• **Task details**: List each line holding the string "name".

* START Available data *

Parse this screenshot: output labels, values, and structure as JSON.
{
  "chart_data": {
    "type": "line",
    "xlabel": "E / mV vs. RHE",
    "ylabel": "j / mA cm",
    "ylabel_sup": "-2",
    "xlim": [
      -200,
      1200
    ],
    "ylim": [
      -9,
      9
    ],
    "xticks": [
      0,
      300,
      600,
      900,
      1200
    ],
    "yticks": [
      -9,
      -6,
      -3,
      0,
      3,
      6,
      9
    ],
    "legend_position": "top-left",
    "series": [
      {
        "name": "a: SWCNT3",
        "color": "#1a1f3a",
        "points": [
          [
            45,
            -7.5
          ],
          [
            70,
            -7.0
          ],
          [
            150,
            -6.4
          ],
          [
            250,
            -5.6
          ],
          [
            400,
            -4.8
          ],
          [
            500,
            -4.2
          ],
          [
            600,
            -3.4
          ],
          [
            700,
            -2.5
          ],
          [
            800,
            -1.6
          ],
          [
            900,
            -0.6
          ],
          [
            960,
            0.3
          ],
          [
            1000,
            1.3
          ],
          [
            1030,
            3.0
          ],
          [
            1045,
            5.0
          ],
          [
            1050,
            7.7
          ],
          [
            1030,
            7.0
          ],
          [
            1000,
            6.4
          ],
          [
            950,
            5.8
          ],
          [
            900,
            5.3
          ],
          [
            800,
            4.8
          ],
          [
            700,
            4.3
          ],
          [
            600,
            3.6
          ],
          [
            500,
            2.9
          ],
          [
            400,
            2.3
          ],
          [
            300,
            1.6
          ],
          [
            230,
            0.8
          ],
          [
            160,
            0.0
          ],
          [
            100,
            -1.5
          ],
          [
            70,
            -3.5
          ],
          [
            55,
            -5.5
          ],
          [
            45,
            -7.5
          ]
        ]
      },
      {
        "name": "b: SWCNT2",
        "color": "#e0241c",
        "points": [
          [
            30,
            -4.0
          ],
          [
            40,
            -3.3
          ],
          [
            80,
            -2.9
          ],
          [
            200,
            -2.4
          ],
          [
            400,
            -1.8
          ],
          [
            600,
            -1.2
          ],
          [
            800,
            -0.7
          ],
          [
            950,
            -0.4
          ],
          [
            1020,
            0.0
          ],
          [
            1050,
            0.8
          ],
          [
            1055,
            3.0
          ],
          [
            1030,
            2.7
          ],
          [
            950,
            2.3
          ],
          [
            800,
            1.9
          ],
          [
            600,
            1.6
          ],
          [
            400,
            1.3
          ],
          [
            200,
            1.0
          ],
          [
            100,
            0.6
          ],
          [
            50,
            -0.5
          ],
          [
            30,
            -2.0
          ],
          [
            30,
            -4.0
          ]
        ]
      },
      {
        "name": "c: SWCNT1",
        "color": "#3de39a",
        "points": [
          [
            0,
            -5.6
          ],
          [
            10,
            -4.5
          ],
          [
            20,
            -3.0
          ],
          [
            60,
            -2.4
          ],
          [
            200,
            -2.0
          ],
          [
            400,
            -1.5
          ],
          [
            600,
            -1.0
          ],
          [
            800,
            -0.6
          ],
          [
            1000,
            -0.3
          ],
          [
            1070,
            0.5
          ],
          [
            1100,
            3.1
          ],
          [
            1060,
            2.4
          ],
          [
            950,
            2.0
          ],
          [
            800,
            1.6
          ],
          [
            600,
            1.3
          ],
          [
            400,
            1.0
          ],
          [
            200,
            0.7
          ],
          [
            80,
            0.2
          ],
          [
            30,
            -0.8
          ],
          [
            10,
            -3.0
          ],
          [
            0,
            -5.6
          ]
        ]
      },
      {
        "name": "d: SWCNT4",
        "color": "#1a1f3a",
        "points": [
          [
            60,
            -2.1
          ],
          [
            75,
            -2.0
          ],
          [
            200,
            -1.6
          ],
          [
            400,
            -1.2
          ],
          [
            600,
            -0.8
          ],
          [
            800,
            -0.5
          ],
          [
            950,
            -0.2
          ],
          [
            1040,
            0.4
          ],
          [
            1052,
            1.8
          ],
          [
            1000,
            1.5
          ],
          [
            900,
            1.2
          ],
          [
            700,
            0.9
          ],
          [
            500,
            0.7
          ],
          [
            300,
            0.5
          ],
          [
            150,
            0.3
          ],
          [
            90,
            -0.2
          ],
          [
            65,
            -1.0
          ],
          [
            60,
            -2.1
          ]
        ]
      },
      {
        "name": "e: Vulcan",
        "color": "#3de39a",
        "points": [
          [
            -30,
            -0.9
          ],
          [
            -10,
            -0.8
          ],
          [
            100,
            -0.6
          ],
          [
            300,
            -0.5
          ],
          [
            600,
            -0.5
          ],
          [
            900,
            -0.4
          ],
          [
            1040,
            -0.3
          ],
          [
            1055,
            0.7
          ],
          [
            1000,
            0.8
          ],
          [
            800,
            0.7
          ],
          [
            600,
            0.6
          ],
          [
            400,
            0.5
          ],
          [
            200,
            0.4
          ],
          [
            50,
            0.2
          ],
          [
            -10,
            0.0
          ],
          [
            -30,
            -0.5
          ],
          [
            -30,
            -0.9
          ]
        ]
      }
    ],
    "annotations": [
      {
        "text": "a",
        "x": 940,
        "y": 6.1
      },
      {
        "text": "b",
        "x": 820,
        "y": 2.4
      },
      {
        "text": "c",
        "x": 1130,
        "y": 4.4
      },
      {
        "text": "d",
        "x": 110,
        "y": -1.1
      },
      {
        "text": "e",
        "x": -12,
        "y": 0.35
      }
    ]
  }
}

* END Available data *

• **Solution to the problem**:
        "name": "a: SWCNT3",
        "name": "b: SWCNT2",
        "name": "c: SWCNT1",
        "name": "d: SWCNT4",
        "name": "e: Vulcan",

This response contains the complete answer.